[Excerpt from a dataset]
## START

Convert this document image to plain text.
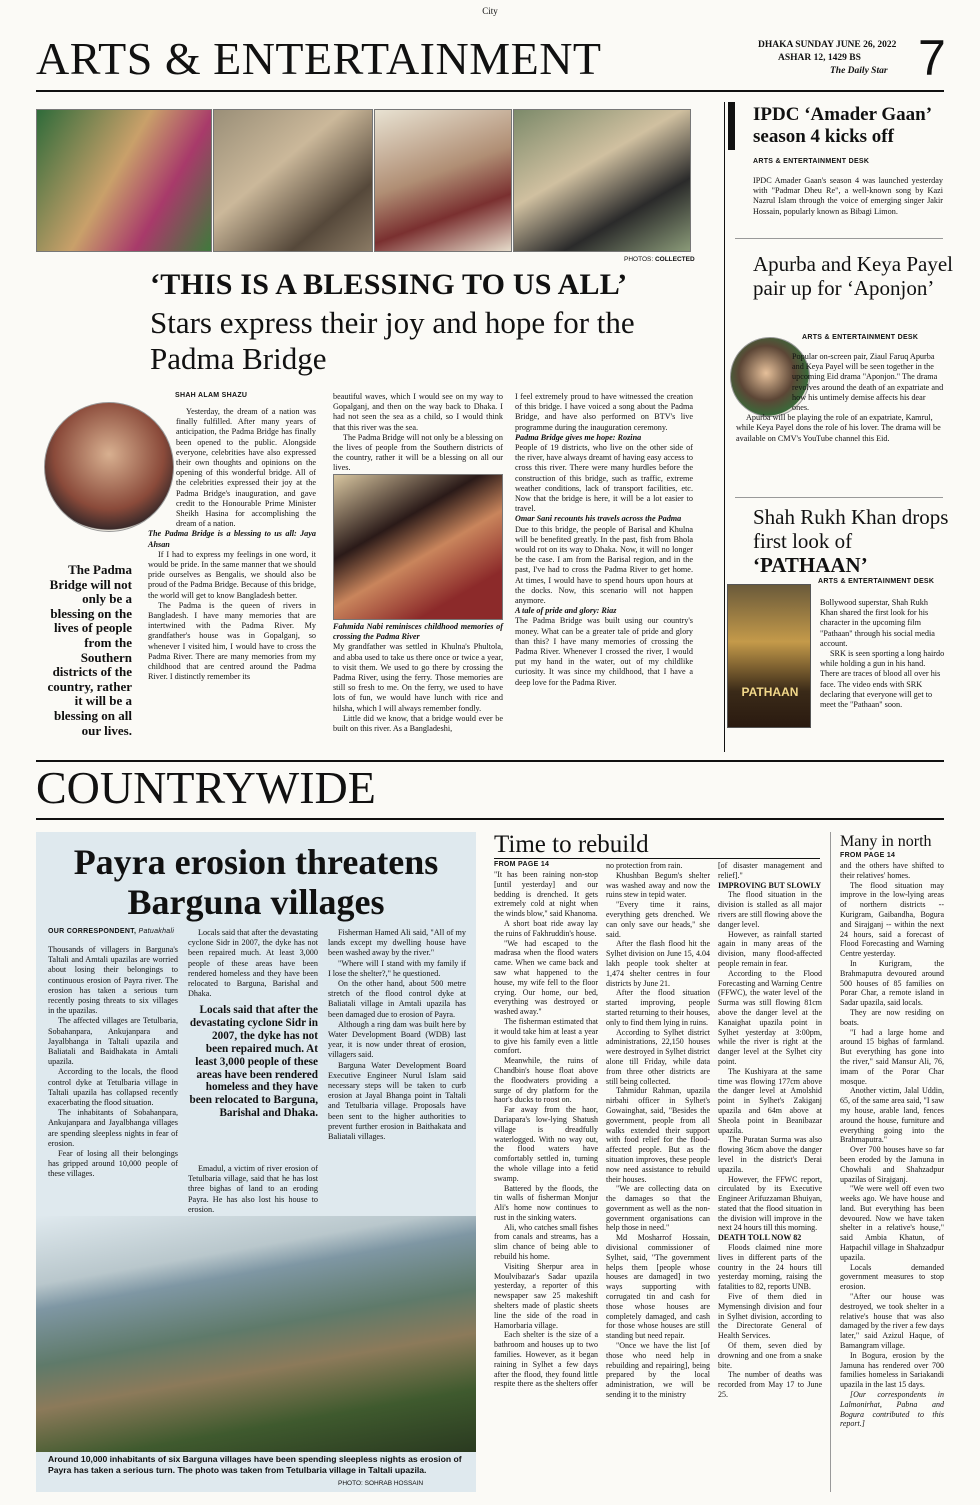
City
ARTS & ENTERTAINMENT	DHAKA SUNDAY JUNE 26, 2022
ASHAR 12, 1429 BS
The Daily Star 7
PHOTOS: COLLECTED
‘THIS IS A BLESSING TO US ALL’
Stars express their joy and hope for the Padma Bridge
SHAH ALAM SHAZU
The Padma Bridge will not only be a blessing on the lives of people from the Southern districts of the country, rather it will be a blessing on all our lives.

Yesterday, the dream of a nation was finally fulfilled. After many years of anticipation, the Padma Bridge has finally been opened to the public. Alongside everyone, celebrities have also expressed their own thoughts and opinions on the opening of this wonderful bridge. All of the celebrities expressed their joy at the Padma Bridge's inauguration, and gave credit to the Honourable Prime Minister Sheikh Hasina for accomplishing the dream of a nation.

The Padma Bridge is a blessing to us all: Jaya Ahsan

If I had to express my feelings in one word, it would be pride. In the same manner that we should pride ourselves as Bengalis, we should also be proud of the Padma Bridge. Because of this bridge, the world will get to know Bangladesh better.

The Padma is the queen of rivers in Bangladesh. I have many memories that are intertwined with the Padma River. My grandfather's house was in Gopalganj, so whenever I visited him, I would have to cross the Padma River. There are many memories from my childhood that are centred around the Padma River. I distinctly remember its

beautiful waves, which I would see on my way to Gopalganj, and then on the way back to Dhaka. I had not seen the sea as a child, so I would think that this river was the sea.

The Padma Bridge will not only be a blessing on the lives of people from the Southern districts of the country, rather it will be a blessing on all our lives.

Fahmida Nabi reminisces childhood memories of crossing the Padma River

My grandfather was settled in Khulna's Phultola, and abba used to take us there once or twice a year, to visit them. We used to go there by crossing the Padma River, using the ferry. Those memories are still so fresh to me. On the ferry, we used to have lots of fun, we would have lunch with rice and hilsha, which I will always remember fondly.

Little did we know, that a bridge would ever be built on this river. As a Bangladeshi,

I feel extremely proud to have witnessed the creation of this bridge. I have voiced a song about the Padma Bridge, and have also performed on BTV's live programme during the inauguration ceremony.

Padma Bridge gives me hope: Rozina

People of 19 districts, who live on the other side of the river, have always dreamt of having easy access to cross this river. There were many hurdles before the construction of this bridge, such as traffic, extreme weather conditions, lack of transport facilities, etc. Now that the bridge is here, it will be a lot easier to travel.

Omar Sani recounts his travels across the Padma

Due to this bridge, the people of Barisal and Khulna will be benefited greatly. In the past, fish from Bhola would rot on its way to Dhaka. Now, it will no longer be the case. I am from the Barisal region, and in the past, I've had to cross the Padma River to get home. At times, I would have to spend hours upon hours at the docks. Now, this scenario will not happen anymore.

A tale of pride and glory: Riaz

The Padma Bridge was built using our country's money. What can be a greater tale of pride and glory than this? I have many memories of crossing the Padma River. Whenever I crossed the river, I would put my hand in the water, out of my childlike curiosity. It was since my childhood, that I have a deep love for the Padma River.

IPDC ‘Amader Gaan’ season 4 kicks off
ARTS & ENTERTAINMENT DESK
IPDC Amader Gaan's season 4 was launched yesterday with "Padmar Dheu Re", a well-known song by Kazi Nazrul Islam through the voice of emerging singer Jakir Hossain, popularly known as Bibagi Limon.
Apurba and Keya Payel pair up for ‘Aponjon’
ARTS & ENTERTAINMENT DESK

Popular on-screen pair, Ziaul Faruq Apurba and Keya Payel will be seen together in the upcoming Eid drama "Aponjon." The drama revolves around the death of an expatriate and how his untimely demise affects his dear ones.

Apurba will be playing the role of an expatriate, Kamrul, while Keya Payel dons the role of his lover. The drama will be available on CMV's YouTube channel this Eid.

Shah Rukh Khan drops first look of ‘PATHAAN’
ARTS & ENTERTAINMENT DESK
PATHAAN

Bollywood superstar, Shah Rukh Khan shared the first look for his character in the upcoming film "Pathaan" through his social media account.

SRK is seen sporting a long hairdo while holding a gun in his hand. There are traces of blood all over his face. The video ends with SRK declaring that everyone will get to meet the "Pathaan" soon.

COUNTRYWIDE
Payra erosion threatens Barguna villages
OUR CORRESPONDENT, Patuakhali

Thousands of villagers in Barguna's Taltali and Amtali upazilas are worried about losing their belongings to continuous erosion of Payra river. The erosion has taken a serious turn recently posing threats to six villages in the upazilas.

The affected villages are Tetulbaria, Sobahanpara, Ankujanpara and Jayalbhanga in Taltali upazila and Baliatali and Baidhakata in Amtali upazila.

According to the locals, the flood control dyke at Tetulbaria village in Taltali upazila has collapsed recently exacerbating the flood situation.

The inhabitants of Sobahanpara, Ankujanpara and Jayalbhanga villages are spending sleepless nights in fear of erosion.

Fear of losing all their belongings has gripped around 10,000 people of these villages.

Locals said that after the devastating cyclone Sidr in 2007, the dyke has not been repaired much. At least 3,000 people of these areas have been rendered homeless and they have been relocated to Barguna, Barishal and Dhaka.

Locals said that after the devastating cyclone Sidr in 2007, the dyke has not been repaired much. At least 3,000 people of these areas have been rendered homeless and they have been relocated to Barguna, Barishal and Dhaka.

Emadul, a victim of river erosion of Tetulbaria village, said that he has lost three bighas of land to an eroding Payra. He has also lost his house to erosion.

Fisherman Hamed Ali said, "All of my lands except my dwelling house have been washed away by the river."

"Where will I stand with my family if I lose the shelter?," he questioned.

On the other hand, about 500 metre stretch of the flood control dyke at Baliatali village in Amtali upazila has been damaged due to erosion of Payra.

Although a ring dam was built here by Water Development Board (WDB) last year, it is now under threat of erosion, villagers said.

Barguna Water Development Board Executive Engineer Nurul Islam said necessary steps will be taken to curb erosion at Jayal Bhanga point in Taltali and Tetulbaria village. Proposals have been sent to the higher authorities to prevent further erosion in Baithakata and Baliatali villages.

Around 10,000 inhabitants of six Barguna villages have been spending sleepless nights as erosion of Payra has taken a serious turn. The photo was taken from Tetulbaria village in Taltali upazila.
PHOTO: SOHRAB HOSSAIN
Time to rebuild
FROM PAGE 14

"It has been raining non-stop [until yesterday] and our bedding is drenched. It gets extremely cold at night when the winds blow," said Khanoma.

A short boat ride away lay the ruins of Fakhruddin's house.

"We had escaped to the madrasa when the flood waters came. When we came back and saw what happened to the house, my wife fell to the floor crying. Our home, our bed, everything was destroyed or washed away."

The fisherman estimated that it would take him at least a year to give his family even a little comfort.

Meanwhile, the ruins of Chandbin's house float above the floodwaters providing a surge of dry platform for the haor's ducks to roost on.

Far away from the haor, Dariapara's low-lying Shatush village is dreadfully waterlogged. With no way out, the flood waters have comfortably settled in, turning the whole village into a fetid swamp.

Battered by the floods, the tin walls of fisherman Monjur Ali's home now continues to rust in the sinking waters.

Ali, who catches small fishes from canals and streams, has a slim chance of being able to rebuild his home.

Visiting Sherpur area in Moulvibazar's Sadar upazila yesterday, a reporter of this newspaper saw 25 makeshift shelters made of plastic sheets line the side of the road in Hamorbaria village.

Each shelter is the size of a bathroom and houses up to two families. However, as it began raining in Sylhet a few days after the flood, they found little respite there as the shelters offer

no protection from rain.

Khushban Begum's shelter was washed away and now the ruins stew in tepid water.

"Every time it rains, everything gets drenched. We can only save our heads," she said.

After the flash flood hit the Sylhet division on June 15, 4.04 lakh people took shelter at 1,474 shelter centres in four districts by June 21.

After the flood situation started improving, people started returning to their houses, only to find them lying in ruins.

According to Sylhet district administrations, 22,150 houses were destroyed in Sylhet district alone till Friday, while data from three other districts are still being collected.

Tahmidur Rahman, upazila nirbahi officer in Sylhet's Gowainghat, said, "Besides the government, people from all walks extended their support with food relief for the flood-affected people. But as the situation improves, these people now need assistance to rebuild their houses.

"We are collecting data on the damages so that the government as well as the non-government organisations can help those in need."

Md Mosharrof Hossain, divisional commissioner of Sylhet, said, "The government helps them [people whose houses are damaged] in two ways supporting with corrugated tin and cash for those whose houses are completely damaged, and cash for those whose houses are still standing but need repair.

"Once we have the list [of those who need help in rebuilding and repairing], being prepared by the local administration, we will be sending it to the ministry

[of disaster management and relief]."

IMPROVING BUT SLOWLY

The flood situation in the division is stalled as all major rivers are still flowing above the danger level.

However, as rainfall started again in many areas of the division, many flood-affected people remain in fear.

According to the Flood Forecasting and Warning Centre (FFWC), the water level of the Surma was still flowing 81cm above the danger level at the Kanaighat upazila point in Sylhet yesterday at 3:00pm, while the river is right at the danger level at the Sylhet city point.

The Kushiyara at the same time was flowing 177cm above the danger level at Amolshid point in Sylhet's Zakiganj upazila and 64m above at Sheola point in Beanibazar upazila.

The Puratan Surma was also flowing 36cm above the danger level in the district's Derai upazila.

However, the FFWC report, circulated by its Executive Engineer Arifuzzaman Bhuiyan, stated that the flood situation in the division will improve in the next 24 hours till this morning.

DEATH TOLL NOW 82

Floods claimed nine more lives in different parts of the country in the 24 hours till yesterday morning, raising the fatalities to 82, reports UNB.

Five of them died in Mymensingh division and four in Sylhet division, according to the Directorate General of Health Services.

Of them, seven died by drowning and one from a snake bite.

The number of deaths was recorded from May 17 to June 25.

Many in north
FROM PAGE 14

and the others have shifted to their relatives' homes.

The flood situation may improve in the low-lying areas of northern districts -- Kurigram, Gaibandha, Bogura and Sirajganj -- within the next 24 hours, said a forecast of Flood Forecasting and Warning Centre yesterday.

In Kurigram, the Brahmaputra devoured around 500 houses of 85 families on Porar Char, a remote island in Sadar upazila, said locals.

They are now residing on boats.

"I had a large home and around 15 bighas of farmland. But everything has gone into the river," said Mansur Ali, 76, imam of the Porar Char mosque.

Another victim, Jalal Uddin, 65, of the same area said, "I saw my house, arable land, fences around the house, furniture and everything going into the Brahmaputra."

Over 700 houses have so far been eroded by the Jamuna in Chowhali and Shahzadpur upazilas of Sirajganj.

"We were well off even two weeks ago. We have house and land. But everything has been devoured. Now we have taken shelter in a relative's house," said Ambia Khatun, of Hatpachil village in Shahzadpur upazila.

Locals demanded government measures to stop erosion.

"After our house was destroyed, we took shelter in a relative's house that was also damaged by the river a few days later," said Azizul Haque, of Bamangram village.

In Bogura, erosion by the Jamuna has rendered over 700 families homeless in Sariakandi upazila in the last 15 days.

[Our correspondents in Lalmonirhat, Pabna and Bogura contributed to this report.]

## END

Read through the lines above and collect those that contain the string "Warning".

According to the Flood Forecasting and Warning Centre (FFWC), the water level of the Surma was still flowing 81cm above the danger level at the Kanaighat upazila point in Sylhet yesterday at 3:00pm, while the river is right at the danger level at the Sylhet city point.
The flood situation may improve in the low-lying areas of northern districts -- Kurigram, Gaibandha, Bogura and Sirajganj -- within the next 24 hours, said a forecast of Flood Forecasting and Warning Centre yesterday.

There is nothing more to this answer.